Render the following material again verbatim, leaving nothing out.

>> begin

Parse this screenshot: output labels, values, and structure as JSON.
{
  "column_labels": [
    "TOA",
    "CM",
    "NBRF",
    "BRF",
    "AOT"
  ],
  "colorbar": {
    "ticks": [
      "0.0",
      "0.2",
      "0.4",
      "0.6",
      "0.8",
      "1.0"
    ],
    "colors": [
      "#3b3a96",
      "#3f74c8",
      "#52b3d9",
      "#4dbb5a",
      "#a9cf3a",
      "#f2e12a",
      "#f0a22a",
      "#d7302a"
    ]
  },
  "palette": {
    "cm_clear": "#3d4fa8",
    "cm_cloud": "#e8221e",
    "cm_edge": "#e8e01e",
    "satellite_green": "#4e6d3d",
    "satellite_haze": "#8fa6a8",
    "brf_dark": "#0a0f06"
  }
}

>> end

FULL SOLUTION »
Parse this screenshot: output labels, values, and structure as JSON.
{
  "column_labels": [
    "TOA",
    "CM",
    "NBRF",
    "BRF",
    "AOT"
  ],
  "colorbar": {
    "ticks": [
      "0.0",
      "0.2",
      "0.4",
      "0.6",
      "0.8",
      "1.0"
    ],
    "colors": [
      "#3b3a96",
      "#3f74c8",
      "#52b3d9",
      "#4dbb5a",
      "#a9cf3a",
      "#f2e12a",
      "#f0a22a",
      "#d7302a"
    ]
  },
  "palette": {
    "cm_clear": "#3d4fa8",
    "cm_cloud": "#e8221e",
    "cm_edge": "#e8e01e",
    "satellite_green": "#4e6d3d",
    "satellite_haze": "#8fa6a8",
    "brf_dark": "#0a0f06"
  }
}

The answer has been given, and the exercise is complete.